***** Given data *****

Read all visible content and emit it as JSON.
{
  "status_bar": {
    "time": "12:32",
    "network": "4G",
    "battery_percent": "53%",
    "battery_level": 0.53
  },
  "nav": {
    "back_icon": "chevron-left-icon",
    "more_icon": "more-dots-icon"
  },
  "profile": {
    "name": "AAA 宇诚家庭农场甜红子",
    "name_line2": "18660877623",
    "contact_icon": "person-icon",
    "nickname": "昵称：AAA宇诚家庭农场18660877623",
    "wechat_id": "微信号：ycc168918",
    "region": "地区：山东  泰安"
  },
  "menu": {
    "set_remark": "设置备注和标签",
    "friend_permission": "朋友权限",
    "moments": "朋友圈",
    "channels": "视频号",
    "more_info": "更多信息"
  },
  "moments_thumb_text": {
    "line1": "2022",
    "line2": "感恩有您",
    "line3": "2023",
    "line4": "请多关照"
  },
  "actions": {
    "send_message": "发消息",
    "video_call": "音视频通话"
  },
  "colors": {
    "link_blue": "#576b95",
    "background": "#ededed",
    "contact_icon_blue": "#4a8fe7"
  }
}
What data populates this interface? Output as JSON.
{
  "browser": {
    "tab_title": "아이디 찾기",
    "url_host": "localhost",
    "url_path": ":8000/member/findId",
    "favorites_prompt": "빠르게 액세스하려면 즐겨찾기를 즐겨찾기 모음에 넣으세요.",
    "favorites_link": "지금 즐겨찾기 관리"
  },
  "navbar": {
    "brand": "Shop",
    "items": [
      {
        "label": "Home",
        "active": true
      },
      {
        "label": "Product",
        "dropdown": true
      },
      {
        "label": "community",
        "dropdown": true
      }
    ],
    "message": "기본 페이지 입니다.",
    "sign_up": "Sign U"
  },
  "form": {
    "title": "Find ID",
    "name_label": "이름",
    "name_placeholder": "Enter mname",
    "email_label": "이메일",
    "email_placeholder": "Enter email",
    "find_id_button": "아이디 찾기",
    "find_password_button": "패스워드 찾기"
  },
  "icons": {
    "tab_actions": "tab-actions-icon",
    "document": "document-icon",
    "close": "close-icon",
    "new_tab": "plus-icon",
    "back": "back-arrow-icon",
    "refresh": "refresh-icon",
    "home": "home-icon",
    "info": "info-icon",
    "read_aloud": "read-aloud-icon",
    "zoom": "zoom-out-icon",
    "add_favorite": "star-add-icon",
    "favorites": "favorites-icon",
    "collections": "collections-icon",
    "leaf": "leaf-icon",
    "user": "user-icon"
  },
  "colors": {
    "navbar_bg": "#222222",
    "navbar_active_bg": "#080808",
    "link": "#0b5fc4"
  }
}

*****

**Written exercise:** Print out all the entries precisely as written.

**Response to this exercise:**
Read all visible content and emit it as JSON.
{
  "status_bar": {
    "time": "12:32",
    "network": "4G",
    "battery_percent": "53%",
    "battery_level": 0.53
  },
  "nav": {
    "back_icon": "chevron-left-icon",
    "more_icon": "more-dots-icon"
  },
  "profile": {
    "name": "AAA 宇诚家庭农场甜红子",
    "name_line2": "18660877623",
    "contact_icon": "person-icon",
    "nickname": "昵称：AAA宇诚家庭农场18660877623",
    "wechat_id": "微信号：ycc168918",
    "region": "地区：山东  泰安"
  },
  "menu": {
    "set_remark": "设置备注和标签",
    "friend_permission": "朋友权限",
    "moments": "朋友圈",
    "channels": "视频号",
    "more_info": "更多信息"
  },
  "moments_thumb_text": {
    "line1": "2022",
    "line2": "感恩有您",
    "line3": "2023",
    "line4": "请多关照"
  },
  "actions": {
    "send_message": "发消息",
    "video_call": "音视频通话"
  },
  "colors": {
    "link_blue": "#576b95",
    "background": "#ededed",
    "contact_icon_blue": "#4a8fe7"
  }
}
What data populates this interface? Output as JSON.
{
  "browser": {
    "tab_title": "아이디 찾기",
    "url_host": "localhost",
    "url_path": ":8000/member/findId",
    "favorites_prompt": "빠르게 액세스하려면 즐겨찾기를 즐겨찾기 모음에 넣으세요.",
    "favorites_link": "지금 즐겨찾기 관리"
  },
  "navbar": {
    "brand": "Shop",
    "items": [
      {
        "label": "Home",
        "active": true
      },
      {
        "label": "Product",
        "dropdown": true
      },
      {
        "label": "community",
        "dropdown": true
      }
    ],
    "message": "기본 페이지 입니다.",
    "sign_up": "Sign U"
  },
  "form": {
    "title": "Find ID",
    "name_label": "이름",
    "name_placeholder": "Enter mname",
    "email_label": "이메일",
    "email_placeholder": "Enter email",
    "find_id_button": "아이디 찾기",
    "find_password_button": "패스워드 찾기"
  },
  "icons": {
    "tab_actions": "tab-actions-icon",
    "document": "document-icon",
    "close": "close-icon",
    "new_tab": "plus-icon",
    "back": "back-arrow-icon",
    "refresh": "refresh-icon",
    "home": "home-icon",
    "info": "info-icon",
    "read_aloud": "read-aloud-icon",
    "zoom": "zoom-out-icon",
    "add_favorite": "star-add-icon",
    "favorites": "favorites-icon",
    "collections": "collections-icon",
    "leaf": "leaf-icon",
    "user": "user-icon"
  },
  "colors": {
    "navbar_bg": "#222222",
    "navbar_active_bg": "#080808",
    "link": "#0b5fc4"
  }
}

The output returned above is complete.